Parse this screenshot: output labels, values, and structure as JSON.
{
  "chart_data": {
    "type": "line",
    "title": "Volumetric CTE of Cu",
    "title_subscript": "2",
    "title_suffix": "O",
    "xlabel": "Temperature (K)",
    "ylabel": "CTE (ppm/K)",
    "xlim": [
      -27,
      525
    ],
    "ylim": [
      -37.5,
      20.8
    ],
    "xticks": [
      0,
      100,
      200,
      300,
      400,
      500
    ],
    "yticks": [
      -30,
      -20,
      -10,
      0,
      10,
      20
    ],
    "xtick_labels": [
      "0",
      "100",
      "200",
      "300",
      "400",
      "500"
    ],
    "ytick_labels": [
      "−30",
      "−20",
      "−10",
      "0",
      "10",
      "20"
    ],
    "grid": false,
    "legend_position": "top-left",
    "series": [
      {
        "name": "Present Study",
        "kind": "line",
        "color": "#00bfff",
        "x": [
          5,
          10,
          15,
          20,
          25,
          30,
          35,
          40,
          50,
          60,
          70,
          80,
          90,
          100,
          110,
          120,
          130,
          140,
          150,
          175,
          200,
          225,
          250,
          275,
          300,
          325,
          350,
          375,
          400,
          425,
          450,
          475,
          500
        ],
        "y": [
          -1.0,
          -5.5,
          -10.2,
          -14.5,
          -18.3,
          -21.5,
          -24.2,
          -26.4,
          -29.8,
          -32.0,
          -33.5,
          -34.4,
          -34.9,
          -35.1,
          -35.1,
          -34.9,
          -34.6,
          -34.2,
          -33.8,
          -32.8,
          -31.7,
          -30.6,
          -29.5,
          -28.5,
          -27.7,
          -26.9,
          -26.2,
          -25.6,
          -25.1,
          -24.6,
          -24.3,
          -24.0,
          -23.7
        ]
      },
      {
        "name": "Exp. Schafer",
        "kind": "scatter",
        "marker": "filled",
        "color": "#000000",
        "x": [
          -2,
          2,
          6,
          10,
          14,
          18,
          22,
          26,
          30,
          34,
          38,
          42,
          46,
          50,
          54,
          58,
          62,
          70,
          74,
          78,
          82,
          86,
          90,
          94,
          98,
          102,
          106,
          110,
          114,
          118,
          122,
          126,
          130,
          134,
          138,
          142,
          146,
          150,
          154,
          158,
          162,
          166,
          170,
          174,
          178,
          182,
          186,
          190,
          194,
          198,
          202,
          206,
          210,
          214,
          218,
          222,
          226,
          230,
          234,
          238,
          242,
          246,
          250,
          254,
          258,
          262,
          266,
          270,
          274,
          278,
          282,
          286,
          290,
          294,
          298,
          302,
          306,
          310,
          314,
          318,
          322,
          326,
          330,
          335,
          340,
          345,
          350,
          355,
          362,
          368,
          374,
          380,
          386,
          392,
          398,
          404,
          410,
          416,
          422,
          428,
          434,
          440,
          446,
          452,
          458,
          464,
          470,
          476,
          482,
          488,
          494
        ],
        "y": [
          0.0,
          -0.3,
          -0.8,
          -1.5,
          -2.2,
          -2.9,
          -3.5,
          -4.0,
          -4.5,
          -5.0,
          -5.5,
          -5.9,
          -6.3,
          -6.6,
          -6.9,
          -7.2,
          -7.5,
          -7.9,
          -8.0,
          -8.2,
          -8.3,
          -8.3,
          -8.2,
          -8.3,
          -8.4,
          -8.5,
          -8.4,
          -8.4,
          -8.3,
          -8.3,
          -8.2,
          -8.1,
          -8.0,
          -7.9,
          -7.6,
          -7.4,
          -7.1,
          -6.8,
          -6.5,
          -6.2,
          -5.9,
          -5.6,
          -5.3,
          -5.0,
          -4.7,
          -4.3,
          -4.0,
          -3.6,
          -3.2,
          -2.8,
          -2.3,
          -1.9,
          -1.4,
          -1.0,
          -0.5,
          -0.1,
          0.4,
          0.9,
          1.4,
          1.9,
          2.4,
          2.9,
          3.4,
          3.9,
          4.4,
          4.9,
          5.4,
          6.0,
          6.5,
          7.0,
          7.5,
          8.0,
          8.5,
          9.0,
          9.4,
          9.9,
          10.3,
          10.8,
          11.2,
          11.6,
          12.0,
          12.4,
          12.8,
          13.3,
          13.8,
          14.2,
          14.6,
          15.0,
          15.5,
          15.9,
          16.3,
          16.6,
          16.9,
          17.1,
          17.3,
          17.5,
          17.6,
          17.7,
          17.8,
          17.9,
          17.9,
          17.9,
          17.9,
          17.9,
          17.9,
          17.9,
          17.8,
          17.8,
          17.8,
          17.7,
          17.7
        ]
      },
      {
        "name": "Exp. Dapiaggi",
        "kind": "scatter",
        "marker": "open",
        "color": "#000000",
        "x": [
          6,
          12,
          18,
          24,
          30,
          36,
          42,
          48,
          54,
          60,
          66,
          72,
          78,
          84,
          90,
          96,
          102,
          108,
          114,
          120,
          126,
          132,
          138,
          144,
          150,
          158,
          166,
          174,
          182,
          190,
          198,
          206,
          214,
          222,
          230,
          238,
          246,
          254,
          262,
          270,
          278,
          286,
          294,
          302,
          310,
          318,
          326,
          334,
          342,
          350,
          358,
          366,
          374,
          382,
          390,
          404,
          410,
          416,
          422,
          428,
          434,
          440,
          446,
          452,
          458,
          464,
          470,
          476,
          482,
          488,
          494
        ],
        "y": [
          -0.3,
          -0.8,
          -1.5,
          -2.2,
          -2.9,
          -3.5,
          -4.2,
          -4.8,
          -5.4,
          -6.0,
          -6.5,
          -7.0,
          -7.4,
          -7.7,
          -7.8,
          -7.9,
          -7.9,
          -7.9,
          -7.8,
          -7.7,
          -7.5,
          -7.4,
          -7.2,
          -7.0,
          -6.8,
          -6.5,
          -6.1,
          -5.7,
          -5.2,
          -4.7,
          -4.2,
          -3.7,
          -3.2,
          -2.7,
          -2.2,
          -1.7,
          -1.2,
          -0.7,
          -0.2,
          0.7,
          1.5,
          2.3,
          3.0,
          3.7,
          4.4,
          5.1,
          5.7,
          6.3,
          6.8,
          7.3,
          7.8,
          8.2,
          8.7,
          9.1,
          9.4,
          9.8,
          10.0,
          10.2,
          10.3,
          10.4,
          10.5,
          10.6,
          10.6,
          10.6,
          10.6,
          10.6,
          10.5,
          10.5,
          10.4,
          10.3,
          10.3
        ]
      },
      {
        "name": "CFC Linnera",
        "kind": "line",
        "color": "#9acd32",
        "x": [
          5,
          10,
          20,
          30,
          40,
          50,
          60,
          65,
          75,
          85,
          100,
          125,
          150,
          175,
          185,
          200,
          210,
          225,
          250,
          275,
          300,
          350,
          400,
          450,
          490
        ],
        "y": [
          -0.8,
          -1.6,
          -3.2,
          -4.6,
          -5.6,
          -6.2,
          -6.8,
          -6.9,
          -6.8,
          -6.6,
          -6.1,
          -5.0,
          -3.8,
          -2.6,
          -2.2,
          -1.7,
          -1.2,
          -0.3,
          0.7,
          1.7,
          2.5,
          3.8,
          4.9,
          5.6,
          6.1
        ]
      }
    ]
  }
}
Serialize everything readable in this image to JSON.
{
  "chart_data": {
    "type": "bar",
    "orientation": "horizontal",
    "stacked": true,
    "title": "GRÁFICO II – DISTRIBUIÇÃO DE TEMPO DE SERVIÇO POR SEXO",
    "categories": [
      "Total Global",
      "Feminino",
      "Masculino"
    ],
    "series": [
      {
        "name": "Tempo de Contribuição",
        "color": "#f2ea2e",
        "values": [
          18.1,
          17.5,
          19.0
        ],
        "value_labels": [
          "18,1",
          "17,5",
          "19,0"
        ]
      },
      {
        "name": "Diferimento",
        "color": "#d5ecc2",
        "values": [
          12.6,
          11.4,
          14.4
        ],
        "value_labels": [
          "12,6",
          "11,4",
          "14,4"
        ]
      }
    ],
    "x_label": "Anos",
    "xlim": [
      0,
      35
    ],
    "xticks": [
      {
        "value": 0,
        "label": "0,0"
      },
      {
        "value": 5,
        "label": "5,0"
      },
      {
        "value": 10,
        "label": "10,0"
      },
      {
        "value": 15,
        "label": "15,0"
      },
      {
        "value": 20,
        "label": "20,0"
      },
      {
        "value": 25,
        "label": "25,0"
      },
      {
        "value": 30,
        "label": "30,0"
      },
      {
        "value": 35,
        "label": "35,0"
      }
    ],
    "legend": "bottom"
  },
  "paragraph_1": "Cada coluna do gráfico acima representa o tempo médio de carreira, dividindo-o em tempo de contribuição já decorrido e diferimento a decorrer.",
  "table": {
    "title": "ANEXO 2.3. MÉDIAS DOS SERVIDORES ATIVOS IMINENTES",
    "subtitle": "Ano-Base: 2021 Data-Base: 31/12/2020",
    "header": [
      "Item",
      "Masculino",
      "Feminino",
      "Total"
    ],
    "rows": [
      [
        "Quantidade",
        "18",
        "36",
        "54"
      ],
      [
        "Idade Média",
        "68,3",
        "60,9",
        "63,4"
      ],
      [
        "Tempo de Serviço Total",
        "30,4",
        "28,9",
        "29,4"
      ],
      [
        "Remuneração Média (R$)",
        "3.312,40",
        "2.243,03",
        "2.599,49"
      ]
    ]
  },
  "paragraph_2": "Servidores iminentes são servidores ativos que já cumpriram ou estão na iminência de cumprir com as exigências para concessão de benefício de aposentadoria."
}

_What needs to be done_
Copy out all lines that carry the word "name".

_Written solution_
        "name": "Present Study",
        "name": "Exp. Schafer",
        "name": "Exp. Dapiaggi",
        "name": "CFC Linnera",
        "name": "Tempo de Contribuição",
        "name": "Diferimento",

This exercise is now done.